═════ PASSAGE SHOWN ═════
UNITED STATES

SECURITIES AND EXCHANGE COMMISSION

Washington, D.C. 20549

  

Form 6-K

 

REPORT OF FOREIGN PRIVATE ISSUER PURSUANT TO RULE 13a-16 OR 15d-16 UNDER THE

SECURITIES EXCHANGE ACT OF 1934

 

For the month of August 2019.

 

Commission File Number: 001-35755

 

URBAN TEA, INC.

(Translation of registrant’s name into English)

 

Floor 25, No. 36, Middle Wanjiali Road

Xiyingmen Commercial Plaza

Yuhua District, Changsha

China 410014

+86 511-8673-3102

(Address of principal executive office)

 

Indicate by check mark whether the registrant files or will file annual reports under cover of Form 20-F or Form 40-F.

 

Form 20-F x   Form 40-F ¨

 

Indicate by check mark if the registrant is submitting the Form 6-K in paper as permitted by Regulation S-T Rule 101(b)(1): ¨

 

Note: Regulation S-T Rule 101(b)(1) only permits the submission in paper of a Form 6-K if submitted solely to provide an attached annual report to security holders.

 

Indicate by check mark if the registrant is submitting the Form 6-K in paper as permitted by Regulation S-T Rule 101(b)(7): ¨

 

Note: Regulation S-T Rule 101(b)(7) only permits the submission in paper of a Form 6-K if submitted to furnish a report or other document that the registrant foreign private issuer must furnish and make public under the laws of the jurisdiction in which the registrant is incorporated, domiciled or legally organized (the registrant’s “home country”), or under the rules of the home country exchange on which the registrant’s securities are traded, as long as the report or other document is not a press release, is not required to be and has not been distributed to the registrant’s security holders, and, if discussing a material event, has already been the subject of a Form 6-K submission or other Commission filing on EDGAR.
═════
**WHAT TO DO**
a - List every form named on the cover page by its form designation.
b - Reproduce the part of the cover page that opens with "Note: Regulation S-T Rule 101(b)(7)" and closes with "filing on EDGAR.", swapping each "home country" for "country of origin".
None of the data that comes next is needed here.
═════ RAW DATA ═════
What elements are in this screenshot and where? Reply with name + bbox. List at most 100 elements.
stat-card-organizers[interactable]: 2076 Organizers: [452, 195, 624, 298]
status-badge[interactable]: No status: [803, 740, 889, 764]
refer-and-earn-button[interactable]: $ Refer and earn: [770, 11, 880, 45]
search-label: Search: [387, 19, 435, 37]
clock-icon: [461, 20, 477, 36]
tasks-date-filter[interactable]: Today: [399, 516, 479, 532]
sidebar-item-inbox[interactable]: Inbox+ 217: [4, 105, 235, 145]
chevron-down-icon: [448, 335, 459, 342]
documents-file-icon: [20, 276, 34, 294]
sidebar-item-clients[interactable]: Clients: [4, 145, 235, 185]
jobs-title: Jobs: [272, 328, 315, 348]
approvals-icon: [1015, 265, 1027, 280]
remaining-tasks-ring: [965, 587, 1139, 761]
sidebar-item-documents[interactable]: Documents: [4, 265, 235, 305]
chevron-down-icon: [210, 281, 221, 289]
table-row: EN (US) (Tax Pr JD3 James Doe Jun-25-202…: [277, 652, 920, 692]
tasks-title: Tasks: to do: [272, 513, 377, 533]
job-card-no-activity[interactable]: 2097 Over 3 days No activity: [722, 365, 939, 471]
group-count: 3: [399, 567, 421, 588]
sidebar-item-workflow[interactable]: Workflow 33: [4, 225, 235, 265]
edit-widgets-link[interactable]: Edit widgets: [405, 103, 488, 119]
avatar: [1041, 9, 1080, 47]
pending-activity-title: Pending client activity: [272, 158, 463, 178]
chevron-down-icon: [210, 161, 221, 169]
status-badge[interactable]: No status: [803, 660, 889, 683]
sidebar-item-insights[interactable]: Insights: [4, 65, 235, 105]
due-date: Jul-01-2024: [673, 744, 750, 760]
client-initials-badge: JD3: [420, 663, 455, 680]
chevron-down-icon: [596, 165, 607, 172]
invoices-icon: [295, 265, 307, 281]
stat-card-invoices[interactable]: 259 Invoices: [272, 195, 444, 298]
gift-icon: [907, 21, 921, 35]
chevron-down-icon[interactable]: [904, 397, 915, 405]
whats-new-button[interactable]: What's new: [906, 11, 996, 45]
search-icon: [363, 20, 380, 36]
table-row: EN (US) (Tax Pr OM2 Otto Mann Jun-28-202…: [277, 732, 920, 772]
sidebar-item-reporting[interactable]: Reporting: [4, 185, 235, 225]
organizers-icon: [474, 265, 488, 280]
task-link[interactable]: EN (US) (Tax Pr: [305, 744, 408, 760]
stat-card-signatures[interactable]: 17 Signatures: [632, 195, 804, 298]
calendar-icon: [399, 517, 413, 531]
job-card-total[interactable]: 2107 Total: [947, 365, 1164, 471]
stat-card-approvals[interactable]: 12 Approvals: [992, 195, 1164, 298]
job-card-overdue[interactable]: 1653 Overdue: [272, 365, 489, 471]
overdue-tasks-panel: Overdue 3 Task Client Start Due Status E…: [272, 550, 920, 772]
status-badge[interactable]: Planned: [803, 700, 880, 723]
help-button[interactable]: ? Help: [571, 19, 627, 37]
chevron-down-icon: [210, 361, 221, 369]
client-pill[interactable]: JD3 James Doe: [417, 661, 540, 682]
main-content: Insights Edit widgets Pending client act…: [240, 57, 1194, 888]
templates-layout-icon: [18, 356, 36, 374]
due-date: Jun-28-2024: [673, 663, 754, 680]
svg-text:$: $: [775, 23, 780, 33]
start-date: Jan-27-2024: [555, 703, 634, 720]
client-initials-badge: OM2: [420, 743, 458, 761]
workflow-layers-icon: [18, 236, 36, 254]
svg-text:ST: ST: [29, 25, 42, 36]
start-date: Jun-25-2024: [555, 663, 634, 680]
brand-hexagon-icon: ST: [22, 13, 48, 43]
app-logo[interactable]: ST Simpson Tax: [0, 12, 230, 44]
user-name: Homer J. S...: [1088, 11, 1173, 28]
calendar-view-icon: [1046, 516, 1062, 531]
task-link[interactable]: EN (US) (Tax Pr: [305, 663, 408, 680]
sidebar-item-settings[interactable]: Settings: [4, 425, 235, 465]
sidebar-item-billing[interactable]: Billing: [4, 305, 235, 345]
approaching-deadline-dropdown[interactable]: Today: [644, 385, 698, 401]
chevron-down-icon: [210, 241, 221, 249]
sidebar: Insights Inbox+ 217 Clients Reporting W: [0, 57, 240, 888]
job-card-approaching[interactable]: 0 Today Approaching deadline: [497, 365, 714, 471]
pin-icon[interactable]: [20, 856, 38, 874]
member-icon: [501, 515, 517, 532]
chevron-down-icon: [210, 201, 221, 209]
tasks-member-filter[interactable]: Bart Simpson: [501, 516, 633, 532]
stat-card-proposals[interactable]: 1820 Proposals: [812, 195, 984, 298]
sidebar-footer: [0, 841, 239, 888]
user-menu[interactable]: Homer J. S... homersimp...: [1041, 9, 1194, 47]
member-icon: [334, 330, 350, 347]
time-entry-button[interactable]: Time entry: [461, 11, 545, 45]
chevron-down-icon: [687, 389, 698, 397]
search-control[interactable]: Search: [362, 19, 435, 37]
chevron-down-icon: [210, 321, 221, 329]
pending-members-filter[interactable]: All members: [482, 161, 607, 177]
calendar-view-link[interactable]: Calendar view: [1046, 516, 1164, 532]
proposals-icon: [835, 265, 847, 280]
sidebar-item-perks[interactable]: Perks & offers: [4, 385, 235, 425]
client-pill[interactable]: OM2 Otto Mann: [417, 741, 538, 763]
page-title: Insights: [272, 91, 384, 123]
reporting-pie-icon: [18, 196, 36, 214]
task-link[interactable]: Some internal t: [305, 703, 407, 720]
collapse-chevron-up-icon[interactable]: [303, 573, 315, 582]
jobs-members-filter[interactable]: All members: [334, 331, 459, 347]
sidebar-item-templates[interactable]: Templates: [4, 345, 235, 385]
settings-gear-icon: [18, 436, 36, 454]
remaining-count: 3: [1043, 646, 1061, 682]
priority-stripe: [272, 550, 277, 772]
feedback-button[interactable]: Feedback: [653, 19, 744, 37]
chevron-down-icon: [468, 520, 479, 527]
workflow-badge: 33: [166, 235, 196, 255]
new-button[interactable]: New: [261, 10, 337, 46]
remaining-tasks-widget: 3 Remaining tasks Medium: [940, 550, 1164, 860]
═════
**OUTPUTS**
a - Form 6-K, Form 20-F, Form 40-F

b -
Note: Regulation S-T Rule 101(b)(7) only permits the submission in paper of a Form 6-K if submitted to furnish a report or other document that the registrant foreign private issuer must furnish and make public under the laws of the jurisdiction in which the registrant is incorporated, domiciled or legally organized (the registrant’s “country of origin”), or under the rules of the country of origin exchange on which the registrant’s securities are traded, as long as the report or other document is not a press release, is not required to be and has not been distributed to the registrant’s security holders, and, if discussing a material event, has already been the subject of a Form 6-K submission or other Commission filing on EDGAR.